# What you should do
Copy out all the entries word for word.

Given data start

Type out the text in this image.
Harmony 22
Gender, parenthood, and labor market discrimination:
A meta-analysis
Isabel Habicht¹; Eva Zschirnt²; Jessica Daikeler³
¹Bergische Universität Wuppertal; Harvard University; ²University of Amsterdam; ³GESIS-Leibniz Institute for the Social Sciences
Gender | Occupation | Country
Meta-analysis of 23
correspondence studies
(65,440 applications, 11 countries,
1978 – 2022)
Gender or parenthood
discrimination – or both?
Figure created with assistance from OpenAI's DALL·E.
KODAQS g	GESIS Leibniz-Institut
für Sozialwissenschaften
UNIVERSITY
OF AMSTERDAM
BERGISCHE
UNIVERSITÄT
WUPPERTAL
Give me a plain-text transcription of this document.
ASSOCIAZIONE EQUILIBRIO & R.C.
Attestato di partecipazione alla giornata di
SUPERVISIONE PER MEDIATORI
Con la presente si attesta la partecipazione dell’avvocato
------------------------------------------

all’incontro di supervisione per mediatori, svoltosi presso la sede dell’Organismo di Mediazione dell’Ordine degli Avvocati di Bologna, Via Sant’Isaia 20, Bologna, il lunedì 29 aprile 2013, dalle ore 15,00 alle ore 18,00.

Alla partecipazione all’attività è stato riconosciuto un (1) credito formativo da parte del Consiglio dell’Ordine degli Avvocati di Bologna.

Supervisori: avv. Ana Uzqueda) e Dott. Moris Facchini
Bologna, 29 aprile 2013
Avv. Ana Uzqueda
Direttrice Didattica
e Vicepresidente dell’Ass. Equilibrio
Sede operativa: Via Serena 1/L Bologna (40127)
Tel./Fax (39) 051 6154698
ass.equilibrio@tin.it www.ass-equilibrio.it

Given data end

# Written answer
Type out the text in this image.
Harmony 22
Gender, parenthood, and labor market discrimination:
A meta-analysis
Isabel Habicht¹; Eva Zschirnt²; Jessica Daikeler³
¹Bergische Universität Wuppertal; Harvard University; ²University of Amsterdam; ³GESIS-Leibniz Institute for the Social Sciences
Gender | Occupation | Country
Meta-analysis of 23
correspondence studies
(65,440 applications, 11 countries,
1978 – 2022)
Gender or parenthood
discrimination – or both?
Figure created with assistance from OpenAI's DALL·E.
KODAQS g	GESIS Leibniz-Institut
für Sozialwissenschaften
UNIVERSITY
OF AMSTERDAM
BERGISCHE
UNIVERSITÄT
WUPPERTAL
Give me a plain-text transcription of this document.
ASSOCIAZIONE EQUILIBRIO & R.C.
Attestato di partecipazione alla giornata di
SUPERVISIONE PER MEDIATORI
Con la presente si attesta la partecipazione dell’avvocato
------------------------------------------

all’incontro di supervisione per mediatori, svoltosi presso la sede dell’Organismo di Mediazione dell’Ordine degli Avvocati di Bologna, Via Sant’Isaia 20, Bologna, il lunedì 29 aprile 2013, dalle ore 15,00 alle ore 18,00.

Alla partecipazione all’attività è stato riconosciuto un (1) credito formativo da parte del Consiglio dell’Ordine degli Avvocati di Bologna.

Supervisori: avv. Ana Uzqueda) e Dott. Moris Facchini
Bologna, 29 aprile 2013
Avv. Ana Uzqueda
Direttrice Didattica
e Vicepresidente dell’Ass. Equilibrio
Sede operativa: Via Serena 1/L Bologna (40127)
Tel./Fax (39) 051 6154698
ass.equilibrio@tin.it www.ass-equilibrio.it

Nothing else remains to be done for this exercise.